• WHAT TO PRODUCE
Give the listing below again in full, exactly as written.

• EXTRACTED RECORDS
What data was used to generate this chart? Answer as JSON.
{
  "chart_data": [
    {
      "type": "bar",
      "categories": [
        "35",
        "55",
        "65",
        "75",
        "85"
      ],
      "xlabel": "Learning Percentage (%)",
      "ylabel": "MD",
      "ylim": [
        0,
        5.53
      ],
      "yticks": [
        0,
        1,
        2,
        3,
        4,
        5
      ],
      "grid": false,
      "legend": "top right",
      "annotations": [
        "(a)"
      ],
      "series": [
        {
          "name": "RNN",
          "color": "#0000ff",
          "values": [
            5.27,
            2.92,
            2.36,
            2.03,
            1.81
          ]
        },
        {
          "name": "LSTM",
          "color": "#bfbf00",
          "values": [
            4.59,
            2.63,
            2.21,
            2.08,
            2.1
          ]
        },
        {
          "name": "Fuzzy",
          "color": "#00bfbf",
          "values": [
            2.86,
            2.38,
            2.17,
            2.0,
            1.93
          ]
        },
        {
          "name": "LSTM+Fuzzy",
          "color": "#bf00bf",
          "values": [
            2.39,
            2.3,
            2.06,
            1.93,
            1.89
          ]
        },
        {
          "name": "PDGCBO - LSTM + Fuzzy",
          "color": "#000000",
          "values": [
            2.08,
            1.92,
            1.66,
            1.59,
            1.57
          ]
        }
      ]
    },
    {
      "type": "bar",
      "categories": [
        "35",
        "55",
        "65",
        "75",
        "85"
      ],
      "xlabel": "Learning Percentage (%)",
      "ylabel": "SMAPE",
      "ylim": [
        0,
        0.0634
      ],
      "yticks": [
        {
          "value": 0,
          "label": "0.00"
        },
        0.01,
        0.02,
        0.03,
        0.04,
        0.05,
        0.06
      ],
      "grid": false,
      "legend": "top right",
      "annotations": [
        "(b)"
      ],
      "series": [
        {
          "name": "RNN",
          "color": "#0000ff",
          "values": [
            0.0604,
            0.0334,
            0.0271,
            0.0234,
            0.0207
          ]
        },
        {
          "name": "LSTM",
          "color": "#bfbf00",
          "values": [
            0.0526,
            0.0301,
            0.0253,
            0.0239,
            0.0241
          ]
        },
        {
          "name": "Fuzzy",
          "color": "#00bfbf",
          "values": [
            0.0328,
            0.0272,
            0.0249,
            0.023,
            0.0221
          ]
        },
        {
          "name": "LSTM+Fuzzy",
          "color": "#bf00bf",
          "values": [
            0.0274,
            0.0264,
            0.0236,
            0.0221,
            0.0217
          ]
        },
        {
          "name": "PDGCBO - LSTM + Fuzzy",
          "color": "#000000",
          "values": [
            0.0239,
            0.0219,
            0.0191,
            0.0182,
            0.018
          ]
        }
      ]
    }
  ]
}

• RESPONSE TO THE EXERCISE
What data was used to generate this chart? Answer as JSON.
{
  "chart_data": [
    {
      "type": "bar",
      "categories": [
        "35",
        "55",
        "65",
        "75",
        "85"
      ],
      "xlabel": "Learning Percentage (%)",
      "ylabel": "MD",
      "ylim": [
        0,
        5.53
      ],
      "yticks": [
        0,
        1,
        2,
        3,
        4,
        5
      ],
      "grid": false,
      "legend": "top right",
      "annotations": [
        "(a)"
      ],
      "series": [
        {
          "name": "RNN",
          "color": "#0000ff",
          "values": [
            5.27,
            2.92,
            2.36,
            2.03,
            1.81
          ]
        },
        {
          "name": "LSTM",
          "color": "#bfbf00",
          "values": [
            4.59,
            2.63,
            2.21,
            2.08,
            2.1
          ]
        },
        {
          "name": "Fuzzy",
          "color": "#00bfbf",
          "values": [
            2.86,
            2.38,
            2.17,
            2.0,
            1.93
          ]
        },
        {
          "name": "LSTM+Fuzzy",
          "color": "#bf00bf",
          "values": [
            2.39,
            2.3,
            2.06,
            1.93,
            1.89
          ]
        },
        {
          "name": "PDGCBO - LSTM + Fuzzy",
          "color": "#000000",
          "values": [
            2.08,
            1.92,
            1.66,
            1.59,
            1.57
          ]
        }
      ]
    },
    {
      "type": "bar",
      "categories": [
        "35",
        "55",
        "65",
        "75",
        "85"
      ],
      "xlabel": "Learning Percentage (%)",
      "ylabel": "SMAPE",
      "ylim": [
        0,
        0.0634
      ],
      "yticks": [
        {
          "value": 0,
          "label": "0.00"
        },
        0.01,
        0.02,
        0.03,
        0.04,
        0.05,
        0.06
      ],
      "grid": false,
      "legend": "top right",
      "annotations": [
        "(b)"
      ],
      "series": [
        {
          "name": "RNN",
          "color": "#0000ff",
          "values": [
            0.0604,
            0.0334,
            0.0271,
            0.0234,
            0.0207
          ]
        },
        {
          "name": "LSTM",
          "color": "#bfbf00",
          "values": [
            0.0526,
            0.0301,
            0.0253,
            0.0239,
            0.0241
          ]
        },
        {
          "name": "Fuzzy",
          "color": "#00bfbf",
          "values": [
            0.0328,
            0.0272,
            0.0249,
            0.023,
            0.0221
          ]
        },
        {
          "name": "LSTM+Fuzzy",
          "color": "#bf00bf",
          "values": [
            0.0274,
            0.0264,
            0.0236,
            0.0221,
            0.0217
          ]
        },
        {
          "name": "PDGCBO - LSTM + Fuzzy",
          "color": "#000000",
          "values": [
            0.0239,
            0.0219,
            0.0191,
            0.0182,
            0.018
          ]
        }
      ]
    }
  ]
}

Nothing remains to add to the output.